Texto para leer -
● ● ● ● ●

Allá por el verano del amor del 67 se toparon en Brooklyn. Am­bos eran estudiantes de arte con formación católica, que pasaron de room-mates a amantes (hasta que él se definió como gay, claro). La de ellos es la historia de dos jóvenes de barrios laterales que cumplen los ritos de iniciación con el fin de convertirse en artis­tas centrales en la Nueva York de los 70. Sabían que la arrogancia romántica aprendida del rock no bastaba: sólo sumando "contac­tos" se harían un lugar. Cuando se publicó la foto de Horses , Ma­pplethorpe ya gozaba de los bene­ficios del mecenazgo: primero, en 1971, el curador del Metropolitan Museum of Art, John McKendry, le regaló una cámara Polaroid; después, en 1973, el coleccionista Sam Wagstaff le compró un loft y lo transformó en su amante. Ma­pplethorpe era un experto en rela­ciones públicas, y pronto retrataría a la elite artística neoyorkina y su entorno aristocrático.

Alquimista, Mapplethorpe ele­vó la polaroid más allá de la ins­tantánea. Nada de espontaneidad, de captura de un momento casual. Como el teórico Arthur Danto lo subraya, siempre consideraría su enemigo estético a Garry Wi­nogrand, el de las fotos-piropos, donde vemos chicas que pasan por la calle como relámpagos eró­ticos. En Mapplethorpe, la puesta controla la contingencia, y no hay calle, sino exceso de estudio. Las suyas son "escenas que parecen destiladas de vida real", al decir de la curadora Janet Kardon.

● ● ● ● ●

Líneas guardadas -
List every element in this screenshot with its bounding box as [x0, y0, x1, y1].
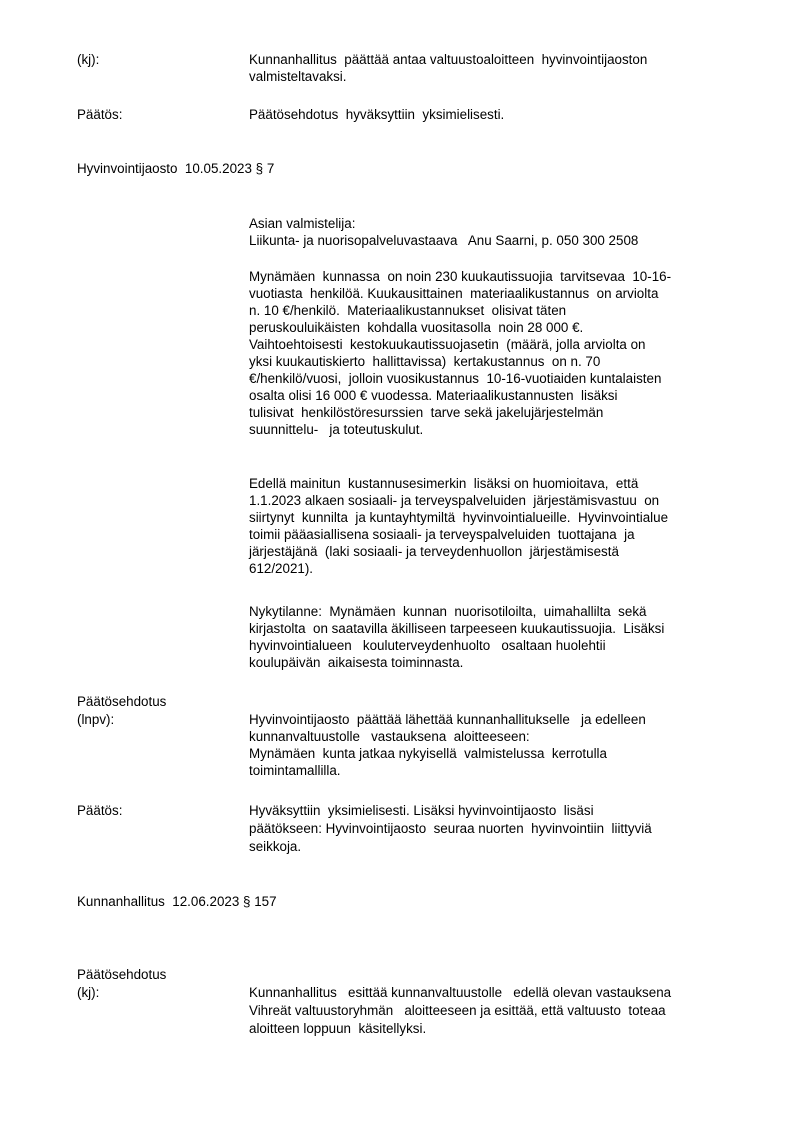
- body-line: valmisteltavaksi.: [249, 68, 346, 85]
- body-line: päätökseen: Hyvinvointijaosto seuraa nuo…: [249, 820, 652, 837]
- body-line: Mynämäen kunta jatkaa nykyisellä valmist…: [249, 745, 607, 762]
- body-line: koulupäivän aikaisesta toiminnasta.: [249, 654, 463, 671]
- body-line: osalta olisi 16 000 € vuodessa. Materiaa…: [249, 387, 617, 404]
- body-line: hyvinvointialueen kouluterveydenhuolto o…: [249, 637, 606, 654]
- body-line: Hyväksyttiin yksimielisesti. Lisäksi hyv…: [249, 802, 594, 819]
- body-line: yksi kuukautiskierto hallittavissa) kert…: [249, 353, 600, 370]
- section-label: (kj):: [77, 984, 99, 1001]
- body-line: toimintamallilla.: [249, 762, 341, 779]
- body-line: Edellä mainitun kustannusesimerkin lisäk…: [249, 475, 638, 492]
- section-label: Päätös:: [77, 802, 122, 819]
- body-line: Vihreät valtuustoryhmän aloitteeseen ja …: [249, 1002, 666, 1019]
- preparer-label: Asian valmistelija:: [249, 215, 355, 232]
- body-line: aloitteen loppuun käsitellyksi.: [249, 1020, 426, 1037]
- preparer-contact: Liikunta- ja nuorisopalveluvastaava Anu …: [249, 232, 638, 249]
- meeting-heading: Hyvinvointijaosto 10.05.2023 § 7: [77, 160, 274, 177]
- body-line: toimii pääasiallisena sosiaali- ja terve…: [249, 526, 635, 543]
- body-line: Vaihtoehtoisesti kestokuukautissuojaseti…: [249, 336, 645, 353]
- body-line: suunnittelu- ja toteutuskulut.: [249, 421, 423, 438]
- body-line: Päätösehdotus hyväksyttiin yksimielisest…: [249, 106, 504, 123]
- body-line: tulisivat henkilöstöresurssien tarve sek…: [249, 404, 603, 421]
- body-line: 612/2021).: [249, 560, 313, 577]
- body-line: €/henkilö/vuosi, jolloin vuosikustannus …: [249, 370, 661, 387]
- body-line: Kunnanhallitus esittää kunnanvaltuustoll…: [249, 984, 671, 1001]
- body-line: seikkoja.: [249, 838, 301, 855]
- body-line: Hyvinvointijaosto päättää lähettää kunna…: [249, 711, 646, 728]
- body-line: Kunnanhallitus päättää antaa valtuustoal…: [249, 51, 647, 68]
- section-label: Päätös:: [77, 106, 122, 123]
- section-label-top: Päätösehdotus: [77, 966, 166, 983]
- body-line: n. 10 €/henkilö. Materiaalikustannukset …: [249, 302, 566, 319]
- document-page: (kj): Kunnanhallitus päättää antaa valtu…: [0, 0, 794, 1122]
- body-line: kunnanvaltuustolle vastauksena aloittees…: [249, 728, 530, 745]
- body-line: kirjastolta on saatavilla äkilliseen tar…: [249, 620, 664, 637]
- body-line: vuotiasta henkilöä. Kuukausittainen mate…: [249, 285, 658, 302]
- body-line: Mynämäen kunnassa on noin 230 kuukautiss…: [249, 268, 671, 285]
- section-label: (lnpv):: [77, 711, 114, 728]
- body-line: Nykytilanne: Mynämäen kunnan nuorisotilo…: [249, 603, 646, 620]
- body-line: siirtynyt kunnilta ja kuntayhtymiltä hyv…: [249, 509, 668, 526]
- body-line: 1.1.2023 alkaen sosiaali- ja terveyspalv…: [249, 492, 659, 509]
- section-label-top: Päätösehdotus: [77, 693, 166, 710]
- body-line: järjestäjänä (laki sosiaali- ja terveyde…: [249, 543, 619, 560]
- body-line: peruskouluikäisten kohdalla vuositasolla…: [249, 319, 583, 336]
- meeting-heading: Kunnanhallitus 12.06.2023 § 157: [77, 893, 277, 910]
- section-label: (kj):: [77, 51, 99, 68]
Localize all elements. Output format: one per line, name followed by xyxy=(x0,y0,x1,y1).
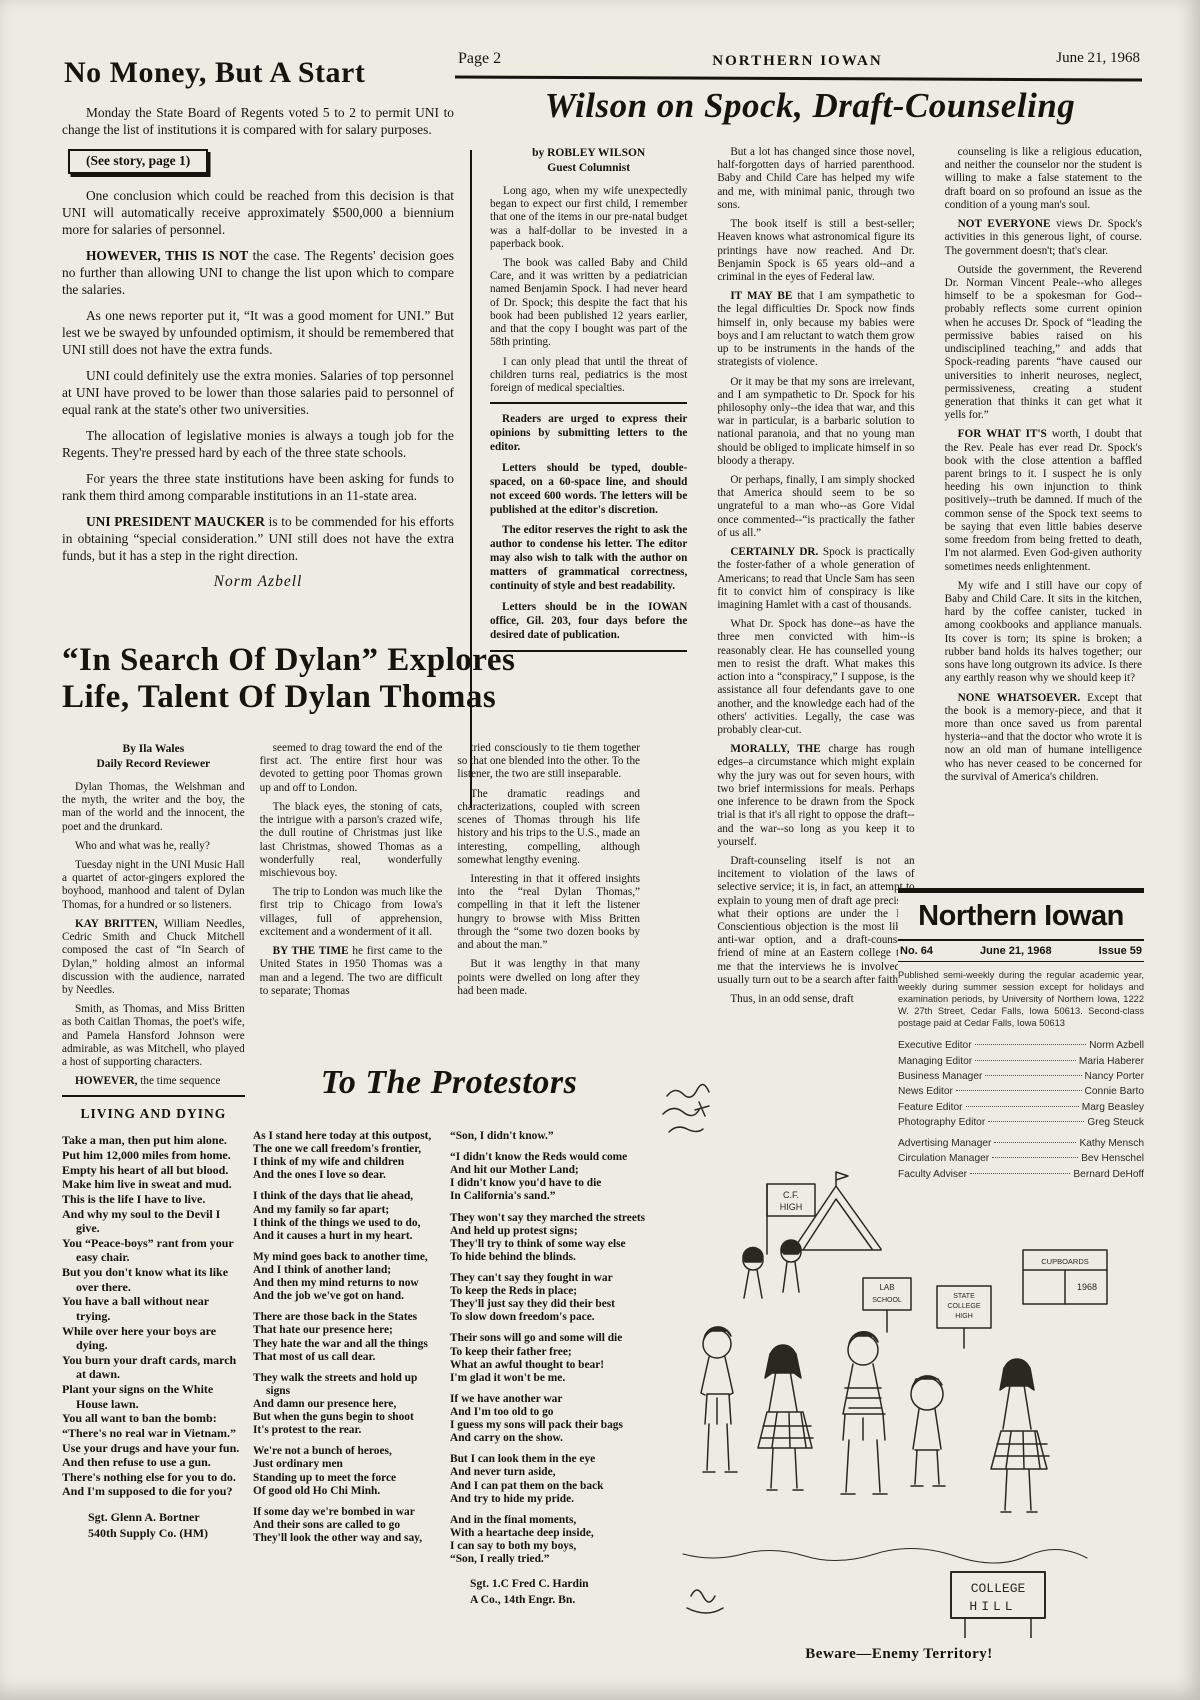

● ● ● ● ●

Lista de tareas -
A) Según el texto sobre Mapplethorpe, ¿qué le regaló John McKendry en 1971?
B) Reproduce el fragmento del texto sobre Mapplethorpe desde "Alquimista, Mapplethorpe ele­vó" hasta "curadora Janet Kardon.".

Soluciones -
A) Una cámara Polaroid.

B)
Alquimista, Mapplethorpe ele­vó la polaroid más allá de la ins­tantánea. Nada de espontaneidad, de captura de un momento casual. Como el teórico Arthur Danto lo subraya, siempre consideraría su enemigo estético a Garry Wi­nogrand, el de las fotos-piropos, donde vemos chicas que pasan por la calle como relámpagos eró­ticos. En Mapplethorpe, la puesta controla la contingencia, y no hay calle, sino exceso de estudio. Las suyas son "escenas que parecen destiladas de vida real", al decir de la curadora Janet Kardon.